■ **Stored records**
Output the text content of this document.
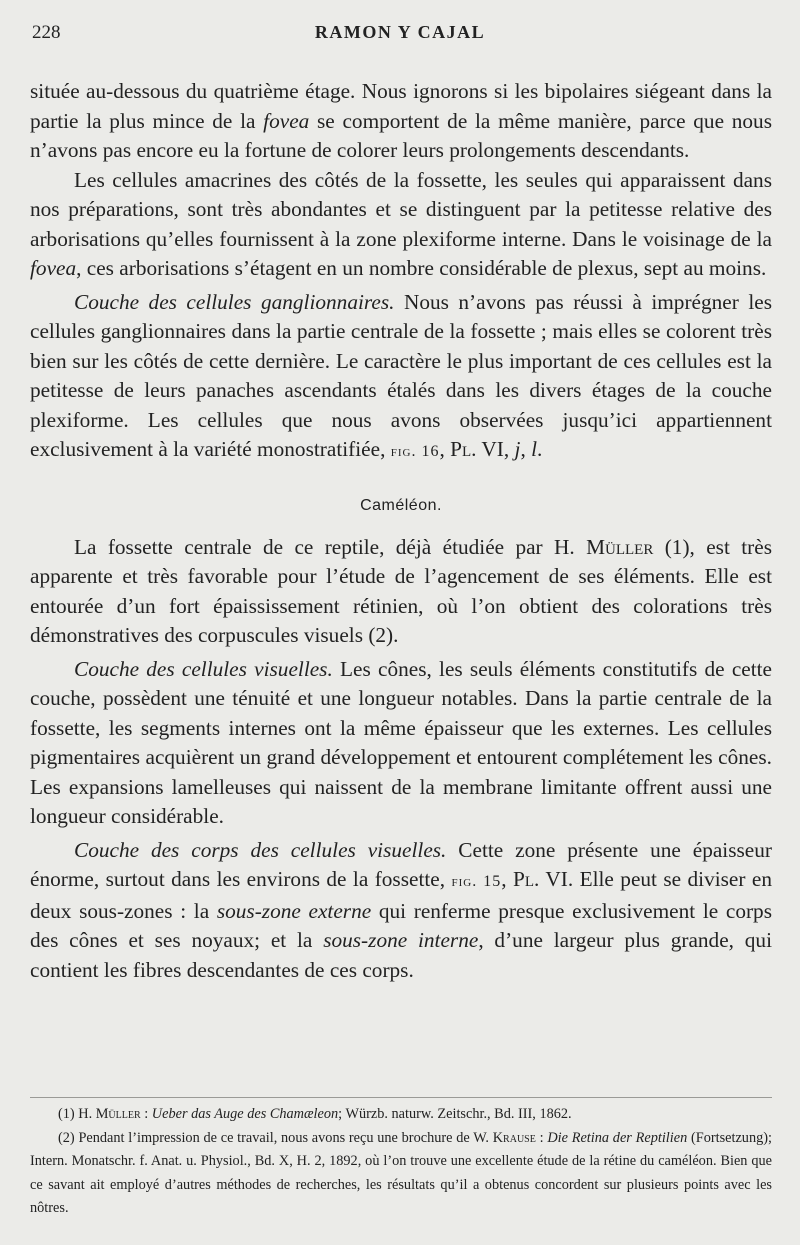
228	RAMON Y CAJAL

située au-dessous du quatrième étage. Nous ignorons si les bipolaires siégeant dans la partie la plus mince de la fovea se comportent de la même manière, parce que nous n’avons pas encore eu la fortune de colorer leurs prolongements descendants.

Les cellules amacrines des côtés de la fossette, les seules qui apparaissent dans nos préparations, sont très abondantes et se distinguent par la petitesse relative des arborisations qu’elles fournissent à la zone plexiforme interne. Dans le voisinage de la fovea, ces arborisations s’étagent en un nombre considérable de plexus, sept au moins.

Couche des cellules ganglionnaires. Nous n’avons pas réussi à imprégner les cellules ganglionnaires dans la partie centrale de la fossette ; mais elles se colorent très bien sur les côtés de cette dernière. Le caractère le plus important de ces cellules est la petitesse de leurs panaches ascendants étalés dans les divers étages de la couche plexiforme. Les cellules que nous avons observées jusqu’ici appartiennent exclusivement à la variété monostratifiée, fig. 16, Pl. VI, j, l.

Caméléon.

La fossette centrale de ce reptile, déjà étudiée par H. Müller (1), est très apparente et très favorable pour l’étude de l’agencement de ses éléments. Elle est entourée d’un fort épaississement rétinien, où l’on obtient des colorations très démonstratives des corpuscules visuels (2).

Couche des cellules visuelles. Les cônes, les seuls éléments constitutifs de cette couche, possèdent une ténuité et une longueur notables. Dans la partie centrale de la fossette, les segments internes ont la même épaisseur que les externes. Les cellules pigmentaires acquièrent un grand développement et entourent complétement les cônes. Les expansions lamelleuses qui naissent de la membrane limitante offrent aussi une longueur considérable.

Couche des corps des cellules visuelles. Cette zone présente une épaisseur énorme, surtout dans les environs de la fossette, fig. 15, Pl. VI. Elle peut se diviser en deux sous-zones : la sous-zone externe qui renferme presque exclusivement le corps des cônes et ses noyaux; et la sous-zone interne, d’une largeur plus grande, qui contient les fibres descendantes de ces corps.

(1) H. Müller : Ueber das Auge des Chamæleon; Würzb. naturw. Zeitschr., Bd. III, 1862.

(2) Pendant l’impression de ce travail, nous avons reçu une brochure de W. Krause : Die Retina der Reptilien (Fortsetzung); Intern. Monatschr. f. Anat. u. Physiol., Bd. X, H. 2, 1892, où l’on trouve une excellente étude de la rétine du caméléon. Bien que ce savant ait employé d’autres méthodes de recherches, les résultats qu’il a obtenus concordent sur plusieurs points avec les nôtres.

■ **Given problem**
Leave out the pictures and output every record above precisely as given.

■ **Response to this exercise**
Output the text content of this document.
228	RAMON Y CAJAL

située au-dessous du quatrième étage. Nous ignorons si les bipolaires siégeant dans la partie la plus mince de la fovea se comportent de la même manière, parce que nous n’avons pas encore eu la fortune de colorer leurs prolongements descendants.

Les cellules amacrines des côtés de la fossette, les seules qui apparaissent dans nos préparations, sont très abondantes et se distinguent par la petitesse relative des arborisations qu’elles fournissent à la zone plexiforme interne. Dans le voisinage de la fovea, ces arborisations s’étagent en un nombre considérable de plexus, sept au moins.

Couche des cellules ganglionnaires. Nous n’avons pas réussi à imprégner les cellules ganglionnaires dans la partie centrale de la fossette ; mais elles se colorent très bien sur les côtés de cette dernière. Le caractère le plus important de ces cellules est la petitesse de leurs panaches ascendants étalés dans les divers étages de la couche plexiforme. Les cellules que nous avons observées jusqu’ici appartiennent exclusivement à la variété monostratifiée, fig. 16, Pl. VI, j, l.

Caméléon.

La fossette centrale de ce reptile, déjà étudiée par H. Müller (1), est très apparente et très favorable pour l’étude de l’agencement de ses éléments. Elle est entourée d’un fort épaississement rétinien, où l’on obtient des colorations très démonstratives des corpuscules visuels (2).

Couche des cellules visuelles. Les cônes, les seuls éléments constitutifs de cette couche, possèdent une ténuité et une longueur notables. Dans la partie centrale de la fossette, les segments internes ont la même épaisseur que les externes. Les cellules pigmentaires acquièrent un grand développement et entourent complétement les cônes. Les expansions lamelleuses qui naissent de la membrane limitante offrent aussi une longueur considérable.

Couche des corps des cellules visuelles. Cette zone présente une épaisseur énorme, surtout dans les environs de la fossette, fig. 15, Pl. VI. Elle peut se diviser en deux sous-zones : la sous-zone externe qui renferme presque exclusivement le corps des cônes et ses noyaux; et la sous-zone interne, d’une largeur plus grande, qui contient les fibres descendantes de ces corps.

(1) H. Müller : Ueber das Auge des Chamæleon; Würzb. naturw. Zeitschr., Bd. III, 1862.

(2) Pendant l’impression de ce travail, nous avons reçu une brochure de W. Krause : Die Retina der Reptilien (Fortsetzung); Intern. Monatschr. f. Anat. u. Physiol., Bd. X, H. 2, 1892, où l’on trouve une excellente étude de la rétine du caméléon. Bien que ce savant ait employé d’autres méthodes de recherches, les résultats qu’il a obtenus concordent sur plusieurs points avec les nôtres.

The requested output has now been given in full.